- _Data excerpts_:
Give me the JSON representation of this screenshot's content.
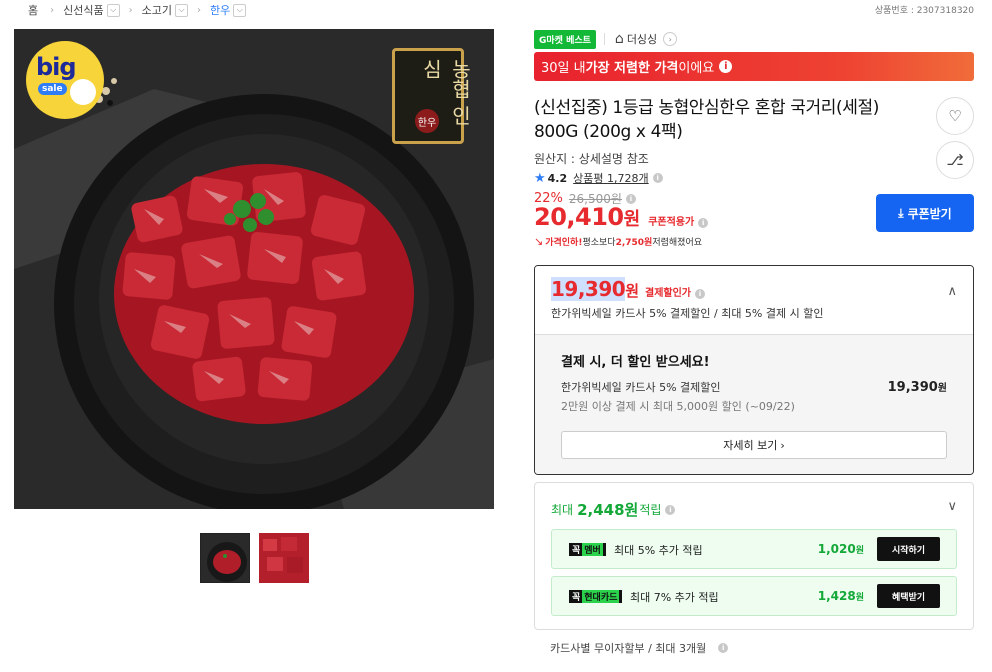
{
  "breadcrumb": [
    {
      "label": "홈",
      "has_dropdown": false
    },
    {
      "label": "신선식품",
      "has_dropdown": true
    },
    {
      "label": "소고기",
      "has_dropdown": true
    },
    {
      "label": "한우",
      "has_dropdown": true,
      "active": true
    }
  ],
  "product_number": "상품번호 : 2307318320",
  "badges": {
    "big_sale_top": "big",
    "big_sale_bottom": "sale",
    "seal_text": "농협 인심",
    "seal_sub": "한우"
  },
  "tags": {
    "best": "G마켓 베스트",
    "store_name": "더싱싱"
  },
  "price_banner": {
    "prefix": "30일 내 ",
    "bold": "가장 저렴한 가격",
    "suffix": "이에요"
  },
  "product": {
    "title": "(신선집중) 1등급 농협안심한우 혼합 국거리(세절) 800G (200g x 4팩)",
    "origin": "원산지 : 상세설명 참조",
    "rating": "4.2",
    "review_label": "상품평",
    "review_count": "1,728개",
    "discount_rate": "22%",
    "original_price": "26,500원",
    "price": "20,410",
    "price_unit": "원",
    "coupon_applied": "쿠폰적용가",
    "cheaper_prefix": "가격인하!",
    "cheaper_mid": " 평소보다 ",
    "cheaper_amount": "2,750원",
    "cheaper_suffix": " 저렴해졌어요",
    "coupon_button": "쿠폰받기"
  },
  "payment": {
    "price": "19,390",
    "price_unit": "원",
    "label": "결제할인가",
    "summary": "한가위빅세일 카드사 5% 결제할인 / 최대 5% 결제 시 할인",
    "more_title": "결제 시, 더 할인 받으세요!",
    "line1": "한가위빅세일 카드사 5% 결제할인",
    "line1_amount": "19,390",
    "line1_unit": "원",
    "line2": "2만원 이상 결제 시 최대 5,000원 할인 (~09/22)",
    "detail_button": "자세히 보기"
  },
  "points": {
    "prefix": "최대",
    "amount": "2,448원",
    "suffix": "적립",
    "rows": [
      {
        "logo_a": "꼭",
        "logo_b": "멤버",
        "text": "최대 5% 추가 적립",
        "amount": "1,020",
        "unit": "원",
        "button": "시작하기"
      },
      {
        "logo_a": "꼭",
        "logo_b": "현대카드",
        "text": "최대 7% 추가 적립",
        "amount": "1,428",
        "unit": "원",
        "button": "혜택받기"
      }
    ]
  },
  "installment": "카드사별 무이자할부 / 최대 3개월",
  "colors": {
    "accent_red": "#e62a2e",
    "accent_blue": "#1565f2",
    "accent_green": "#13a838"
  }
}
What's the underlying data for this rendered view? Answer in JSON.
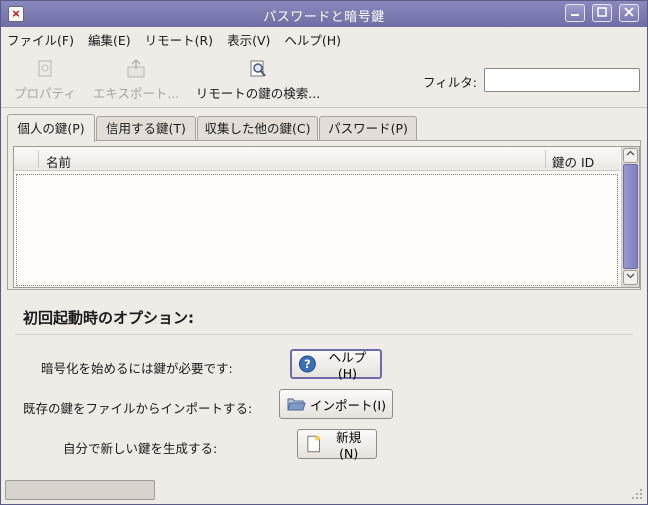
{
  "window": {
    "title": "パスワードと暗号鍵",
    "icon": "app-close-icon",
    "controls": [
      "minimize-icon",
      "maximize-icon",
      "close-icon"
    ]
  },
  "menu": [
    {
      "label": "ファイル(F)"
    },
    {
      "label": "編集(E)"
    },
    {
      "label": "リモート(R)"
    },
    {
      "label": "表示(V)"
    },
    {
      "label": "ヘルプ(H)"
    }
  ],
  "toolbar": {
    "properties": {
      "label": "プロパティ",
      "icon": "properties-icon",
      "enabled": false
    },
    "export": {
      "label": "エキスポート...",
      "icon": "export-icon",
      "enabled": false
    },
    "remote_search": {
      "label": "リモートの鍵の検索...",
      "icon": "search-remote-icon",
      "enabled": true
    },
    "filter_label": "フィルタ:",
    "filter_value": ""
  },
  "tabs": [
    {
      "label": "個人の鍵(P)",
      "active": true
    },
    {
      "label": "信用する鍵(T)",
      "active": false
    },
    {
      "label": "収集した他の鍵(C)",
      "active": false
    },
    {
      "label": "パスワード(P)",
      "active": false
    }
  ],
  "list": {
    "columns": [
      "名前",
      "鍵の ID"
    ],
    "rows": []
  },
  "options": {
    "title": "初回起動時のオプション:",
    "items": [
      {
        "label": "暗号化を始めるには鍵が必要です:",
        "button": "ヘルプ(H)",
        "icon": "help-icon"
      },
      {
        "label": "既存の鍵をファイルからインポートする:",
        "button": "インポート(I)",
        "icon": "folder-open-icon"
      },
      {
        "label": "自分で新しい鍵を生成する:",
        "button": "新規(N)",
        "icon": "new-document-icon"
      }
    ]
  },
  "colors": {
    "titlebar": "#7b7ab2",
    "accent": "#6d6ca8",
    "background": "#efebe7"
  }
}
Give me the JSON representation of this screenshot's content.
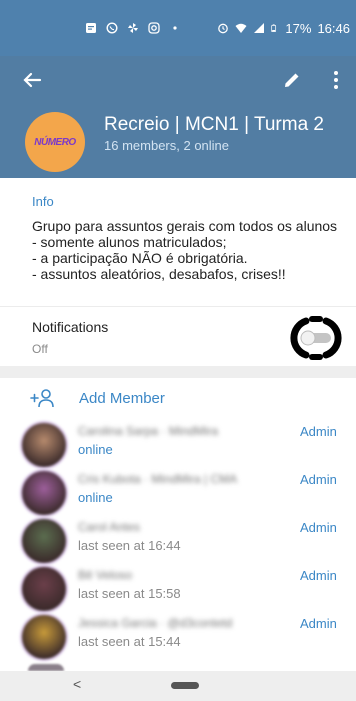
{
  "status_bar": {
    "battery": "17%",
    "time": "16:46",
    "icons": [
      "notification-icon",
      "whatsapp-icon",
      "pinwheel-icon",
      "instagram-icon",
      "dot-icon",
      "alarm-icon",
      "wifi-icon",
      "signal-icon",
      "battery-icon"
    ]
  },
  "header": {
    "back_icon": "arrow-left-icon",
    "edit_icon": "pencil-icon",
    "more_icon": "more-vertical-icon",
    "group_name": "Recreio | MCN1 | Turma 2",
    "group_meta": "16 members, 2 online",
    "avatar_text": "NÚMERO"
  },
  "info": {
    "label": "Info",
    "description": "Grupo para assuntos gerais com todos os alunos\n- somente alunos matriculados;\n- a participação NÃO é obrigatória.\n- assuntos aleatórios, desabafos, crises!!"
  },
  "notifications": {
    "label": "Notifications",
    "value": "Off",
    "enabled": false
  },
  "add_member": {
    "label": "Add Member",
    "icon": "add-person-icon"
  },
  "members": [
    {
      "name": "Carolina Sarpa · MindMira",
      "status": "online",
      "online": true,
      "role": "Admin",
      "avatar_color": "#b68a6d"
    },
    {
      "name": "Cris Kubota · MindMira | CMA",
      "status": "online",
      "online": true,
      "role": "Admin",
      "avatar_color": "#9d5f9b"
    },
    {
      "name": "Carol Antes",
      "status": "last seen at 16:44",
      "online": false,
      "role": "Admin",
      "avatar_color": "#5b6d4f"
    },
    {
      "name": "Bê Veloso",
      "status": "last seen at 15:58",
      "online": false,
      "role": "Admin",
      "avatar_color": "#6b3f4a"
    },
    {
      "name": "Jessica Garcia · @d3contetd",
      "status": "last seen at 15:44",
      "online": false,
      "role": "Admin",
      "avatar_color": "#c79a3a"
    }
  ],
  "nav": {
    "back_glyph": "<"
  }
}
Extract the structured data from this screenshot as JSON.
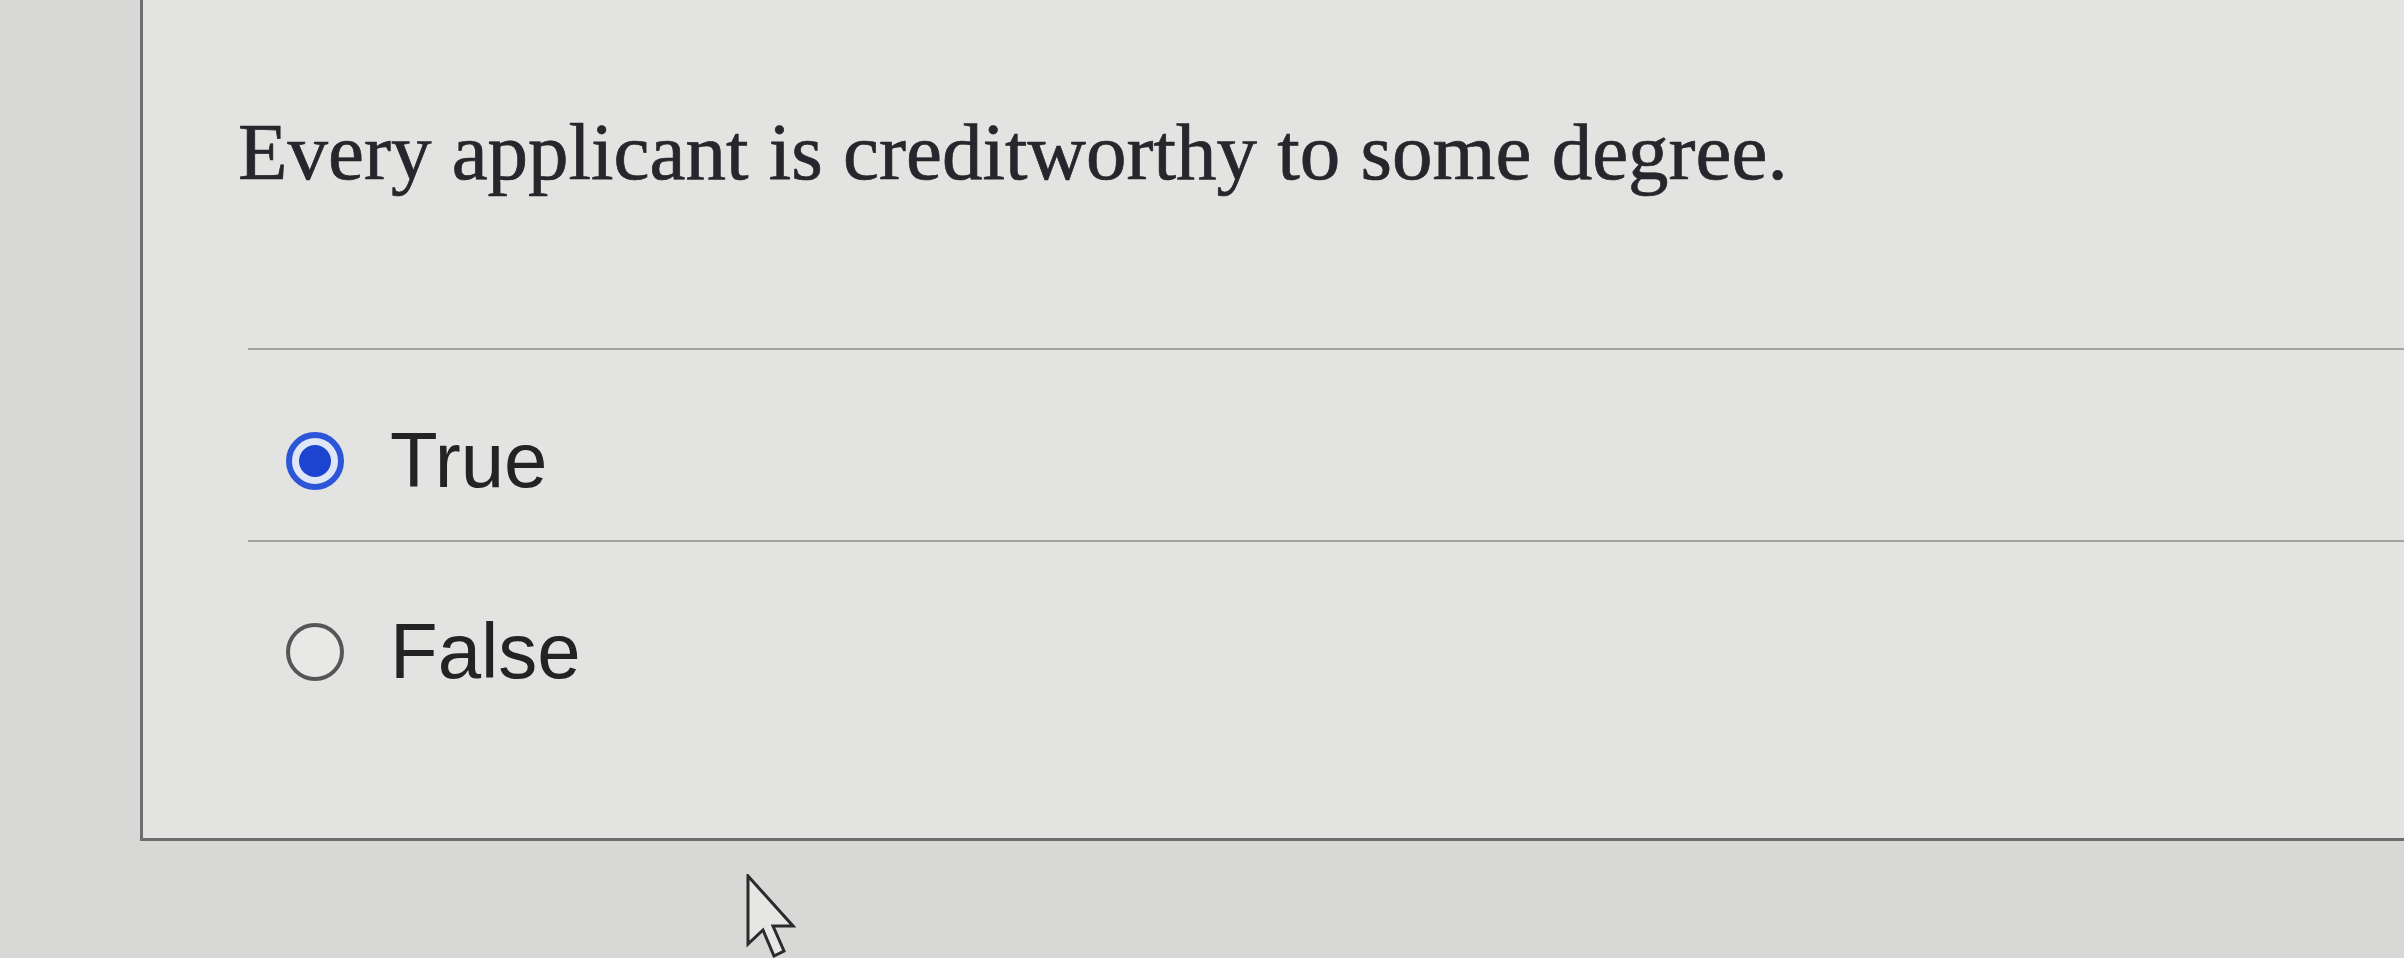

- _What the task requires_:
Reproduce the records verbatim, omitting all images they contain.

- _Output_:
Give me the JSON representation of this screenshot's content.
{
  "breadcrumb": [
    {
      "label": "홈",
      "has_dropdown": false
    },
    {
      "label": "신선식품",
      "has_dropdown": true
    },
    {
      "label": "소고기",
      "has_dropdown": true
    },
    {
      "label": "한우",
      "has_dropdown": true,
      "active": true
    }
  ],
  "product_number": "상품번호 : 2307318320",
  "badges": {
    "big_sale_top": "big",
    "big_sale_bottom": "sale",
    "seal_text": "농협 인심",
    "seal_sub": "한우"
  },
  "tags": {
    "best": "G마켓 베스트",
    "store_name": "더싱싱"
  },
  "price_banner": {
    "prefix": "30일 내 ",
    "bold": "가장 저렴한 가격",
    "suffix": "이에요"
  },
  "product": {
    "title": "(신선집중) 1등급 농협안심한우 혼합 국거리(세절) 800G (200g x 4팩)",
    "origin": "원산지 : 상세설명 참조",
    "rating": "4.2",
    "review_label": "상품평",
    "review_count": "1,728개",
    "discount_rate": "22%",
    "original_price": "26,500원",
    "price": "20,410",
    "price_unit": "원",
    "coupon_applied": "쿠폰적용가",
    "cheaper_prefix": "가격인하!",
    "cheaper_mid": " 평소보다 ",
    "cheaper_amount": "2,750원",
    "cheaper_suffix": " 저렴해졌어요",
    "coupon_button": "쿠폰받기"
  },
  "payment": {
    "price": "19,390",
    "price_unit": "원",
    "label": "결제할인가",
    "summary": "한가위빅세일 카드사 5% 결제할인 / 최대 5% 결제 시 할인",
    "more_title": "결제 시, 더 할인 받으세요!",
    "line1": "한가위빅세일 카드사 5% 결제할인",
    "line1_amount": "19,390",
    "line1_unit": "원",
    "line2": "2만원 이상 결제 시 최대 5,000원 할인 (~09/22)",
    "detail_button": "자세히 보기"
  },
  "points": {
    "prefix": "최대",
    "amount": "2,448원",
    "suffix": "적립",
    "rows": [
      {
        "logo_a": "꼭",
        "logo_b": "멤버",
        "text": "최대 5% 추가 적립",
        "amount": "1,020",
        "unit": "원",
        "button": "시작하기"
      },
      {
        "logo_a": "꼭",
        "logo_b": "현대카드",
        "text": "최대 7% 추가 적립",
        "amount": "1,428",
        "unit": "원",
        "button": "혜택받기"
      }
    ]
  },
  "installment": "카드사별 무이자할부 / 최대 3개월",
  "colors": {
    "accent_red": "#e62a2e",
    "accent_blue": "#1565f2",
    "accent_green": "#13a838"
  }
}
What's the underlying data for this rendered view? Answer in JSON.
{
  "window": {
    "title": "パスワードと暗号鍵",
    "icon": "app-close-icon",
    "controls": [
      "minimize-icon",
      "maximize-icon",
      "close-icon"
    ]
  },
  "menu": [
    {
      "label": "ファイル(F)"
    },
    {
      "label": "編集(E)"
    },
    {
      "label": "リモート(R)"
    },
    {
      "label": "表示(V)"
    },
    {
      "label": "ヘルプ(H)"
    }
  ],
  "toolbar": {
    "properties": {
      "label": "プロパティ",
      "icon": "properties-icon",
      "enabled": false
    },
    "export": {
      "label": "エキスポート...",
      "icon": "export-icon",
      "enabled": false
    },
    "remote_search": {
      "label": "リモートの鍵の検索...",
      "icon": "search-remote-icon",
      "enabled": true
    },
    "filter_label": "フィルタ:",
    "filter_value": ""
  },
  "tabs": [
    {
      "label": "個人の鍵(P)",
      "active": true
    },
    {
      "label": "信用する鍵(T)",
      "active": false
    },
    {
      "label": "収集した他の鍵(C)",
      "active": false
    },
    {
      "label": "パスワード(P)",
      "active": false
    }
  ],
  "list": {
    "columns": [
      "名前",
      "鍵の ID"
    ],
    "rows": []
  },
  "options": {
    "title": "初回起動時のオプション:",
    "items": [
      {
        "label": "暗号化を始めるには鍵が必要です:",
        "button": "ヘルプ(H)",
        "icon": "help-icon"
      },
      {
        "label": "既存の鍵をファイルからインポートする:",
        "button": "インポート(I)",
        "icon": "folder-open-icon"
      },
      {
        "label": "自分で新しい鍵を生成する:",
        "button": "新規(N)",
        "icon": "new-document-icon"
      }
    ]
  },
  "colors": {
    "titlebar": "#7b7ab2",
    "accent": "#6d6ca8",
    "background": "#efebe7"
  }
}
Give me the JSON representation of this screenshot's content.
{
  "status_bar": {
    "battery": "17%",
    "time": "16:46",
    "icons": [
      "notification-icon",
      "whatsapp-icon",
      "pinwheel-icon",
      "instagram-icon",
      "dot-icon",
      "alarm-icon",
      "wifi-icon",
      "signal-icon",
      "battery-icon"
    ]
  },
  "header": {
    "back_icon": "arrow-left-icon",
    "edit_icon": "pencil-icon",
    "more_icon": "more-vertical-icon",
    "group_name": "Recreio | MCN1 | Turma 2",
    "group_meta": "16 members, 2 online",
    "avatar_text": "NÚMERO"
  },
  "info": {
    "label": "Info",
    "description": "Grupo para assuntos gerais com todos os alunos\n- somente alunos matriculados;\n- a participação NÃO é obrigatória.\n- assuntos aleatórios, desabafos, crises!!"
  },
  "notifications": {
    "label": "Notifications",
    "value": "Off",
    "enabled": false
  },
  "add_member": {
    "label": "Add Member",
    "icon": "add-person-icon"
  },
  "members": [
    {
      "name": "Carolina Sarpa · MindMira",
      "status": "online",
      "online": true,
      "role": "Admin",
      "avatar_color": "#b68a6d"
    },
    {
      "name": "Cris Kubota · MindMira | CMA",
      "status": "online",
      "online": true,
      "role": "Admin",
      "avatar_color": "#9d5f9b"
    },
    {
      "name": "Carol Antes",
      "status": "last seen at 16:44",
      "online": false,
      "role": "Admin",
      "avatar_color": "#5b6d4f"
    },
    {
      "name": "Bê Veloso",
      "status": "last seen at 15:58",
      "online": false,
      "role": "Admin",
      "avatar_color": "#6b3f4a"
    },
    {
      "name": "Jessica Garcia · @d3contetd",
      "status": "last seen at 15:44",
      "online": false,
      "role": "Admin",
      "avatar_color": "#c79a3a"
    }
  ],
  "nav": {
    "back_glyph": "<"
  }
}
Extract the structured data from this screenshot as JSON.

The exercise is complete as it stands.